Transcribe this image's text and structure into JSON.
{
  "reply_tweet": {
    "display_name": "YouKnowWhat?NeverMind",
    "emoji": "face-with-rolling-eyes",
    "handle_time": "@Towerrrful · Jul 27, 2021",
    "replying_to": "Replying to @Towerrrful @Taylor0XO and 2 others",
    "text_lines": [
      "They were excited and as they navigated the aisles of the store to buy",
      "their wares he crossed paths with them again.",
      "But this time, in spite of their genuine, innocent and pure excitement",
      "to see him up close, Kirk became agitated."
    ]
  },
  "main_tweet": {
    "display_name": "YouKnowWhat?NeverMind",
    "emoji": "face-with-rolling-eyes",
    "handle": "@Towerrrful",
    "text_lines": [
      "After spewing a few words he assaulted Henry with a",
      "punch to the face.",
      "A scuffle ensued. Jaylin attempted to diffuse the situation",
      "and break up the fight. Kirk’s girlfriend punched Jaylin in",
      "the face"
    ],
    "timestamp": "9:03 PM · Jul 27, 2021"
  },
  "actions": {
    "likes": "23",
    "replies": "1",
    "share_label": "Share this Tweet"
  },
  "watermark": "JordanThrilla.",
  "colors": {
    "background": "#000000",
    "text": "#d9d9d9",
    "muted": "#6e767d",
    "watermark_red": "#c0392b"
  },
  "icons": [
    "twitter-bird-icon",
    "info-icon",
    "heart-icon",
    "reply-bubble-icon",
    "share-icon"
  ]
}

## [WHAT TO WORK ON]
Extract every line containing the string "with" from the material.

## [EXERCISE OUTPUT]
    "emoji": "face-with-rolling-eyes",
      "their wares he crossed paths with them again.",
    "emoji": "face-with-rolling-eyes",
      "After spewing a few words he assaulted Henry with a",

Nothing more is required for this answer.